▶ [Task requirements]: Read the data and repeat it in full, exactly.

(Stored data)
━━━━
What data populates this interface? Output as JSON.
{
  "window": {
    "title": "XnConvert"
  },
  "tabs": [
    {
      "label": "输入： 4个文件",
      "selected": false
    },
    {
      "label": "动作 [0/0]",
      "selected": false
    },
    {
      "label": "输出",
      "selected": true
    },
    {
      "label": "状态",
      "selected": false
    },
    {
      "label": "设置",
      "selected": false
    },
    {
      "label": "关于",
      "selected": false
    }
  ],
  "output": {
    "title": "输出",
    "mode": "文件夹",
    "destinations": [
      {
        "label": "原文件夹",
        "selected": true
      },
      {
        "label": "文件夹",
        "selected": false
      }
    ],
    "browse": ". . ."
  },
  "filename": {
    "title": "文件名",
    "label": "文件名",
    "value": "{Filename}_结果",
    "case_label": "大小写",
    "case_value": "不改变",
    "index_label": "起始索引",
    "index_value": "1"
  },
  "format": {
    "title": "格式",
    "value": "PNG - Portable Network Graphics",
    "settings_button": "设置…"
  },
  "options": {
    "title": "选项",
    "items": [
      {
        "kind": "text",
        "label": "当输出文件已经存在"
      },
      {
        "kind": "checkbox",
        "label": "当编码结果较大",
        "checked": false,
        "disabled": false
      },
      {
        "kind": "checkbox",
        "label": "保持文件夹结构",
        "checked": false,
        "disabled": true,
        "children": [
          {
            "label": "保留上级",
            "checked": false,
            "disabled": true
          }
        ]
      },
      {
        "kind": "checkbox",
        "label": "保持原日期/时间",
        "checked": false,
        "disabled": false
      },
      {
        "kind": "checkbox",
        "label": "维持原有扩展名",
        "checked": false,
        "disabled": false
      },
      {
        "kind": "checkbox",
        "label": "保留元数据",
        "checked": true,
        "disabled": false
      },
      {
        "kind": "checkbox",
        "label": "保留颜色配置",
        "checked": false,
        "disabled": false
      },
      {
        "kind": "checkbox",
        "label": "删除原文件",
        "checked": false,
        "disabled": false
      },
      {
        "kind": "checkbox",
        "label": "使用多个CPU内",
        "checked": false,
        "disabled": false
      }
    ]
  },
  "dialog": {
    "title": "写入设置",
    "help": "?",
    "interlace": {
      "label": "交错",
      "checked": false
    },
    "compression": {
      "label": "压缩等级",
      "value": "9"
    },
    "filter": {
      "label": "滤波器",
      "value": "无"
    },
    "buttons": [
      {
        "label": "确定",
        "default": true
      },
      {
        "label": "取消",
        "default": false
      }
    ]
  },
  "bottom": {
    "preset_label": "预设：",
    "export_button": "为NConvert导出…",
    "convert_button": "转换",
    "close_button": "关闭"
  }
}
━━━━
▶ [Task response]:
What data populates this interface? Output as JSON.
{
  "window": {
    "title": "XnConvert"
  },
  "tabs": [
    {
      "label": "输入： 4个文件",
      "selected": false
    },
    {
      "label": "动作 [0/0]",
      "selected": false
    },
    {
      "label": "输出",
      "selected": true
    },
    {
      "label": "状态",
      "selected": false
    },
    {
      "label": "设置",
      "selected": false
    },
    {
      "label": "关于",
      "selected": false
    }
  ],
  "output": {
    "title": "输出",
    "mode": "文件夹",
    "destinations": [
      {
        "label": "原文件夹",
        "selected": true
      },
      {
        "label": "文件夹",
        "selected": false
      }
    ],
    "browse": ". . ."
  },
  "filename": {
    "title": "文件名",
    "label": "文件名",
    "value": "{Filename}_结果",
    "case_label": "大小写",
    "case_value": "不改变",
    "index_label": "起始索引",
    "index_value": "1"
  },
  "format": {
    "title": "格式",
    "value": "PNG - Portable Network Graphics",
    "settings_button": "设置…"
  },
  "options": {
    "title": "选项",
    "items": [
      {
        "kind": "text",
        "label": "当输出文件已经存在"
      },
      {
        "kind": "checkbox",
        "label": "当编码结果较大",
        "checked": false,
        "disabled": false
      },
      {
        "kind": "checkbox",
        "label": "保持文件夹结构",
        "checked": false,
        "disabled": true,
        "children": [
          {
            "label": "保留上级",
            "checked": false,
            "disabled": true
          }
        ]
      },
      {
        "kind": "checkbox",
        "label": "保持原日期/时间",
        "checked": false,
        "disabled": false
      },
      {
        "kind": "checkbox",
        "label": "维持原有扩展名",
        "checked": false,
        "disabled": false
      },
      {
        "kind": "checkbox",
        "label": "保留元数据",
        "checked": true,
        "disabled": false
      },
      {
        "kind": "checkbox",
        "label": "保留颜色配置",
        "checked": false,
        "disabled": false
      },
      {
        "kind": "checkbox",
        "label": "删除原文件",
        "checked": false,
        "disabled": false
      },
      {
        "kind": "checkbox",
        "label": "使用多个CPU内",
        "checked": false,
        "disabled": false
      }
    ]
  },
  "dialog": {
    "title": "写入设置",
    "help": "?",
    "interlace": {
      "label": "交错",
      "checked": false
    },
    "compression": {
      "label": "压缩等级",
      "value": "9"
    },
    "filter": {
      "label": "滤波器",
      "value": "无"
    },
    "buttons": [
      {
        "label": "确定",
        "default": true
      },
      {
        "label": "取消",
        "default": false
      }
    ]
  },
  "bottom": {
    "preset_label": "预设：",
    "export_button": "为NConvert导出…",
    "convert_button": "转换",
    "close_button": "关闭"
  }
}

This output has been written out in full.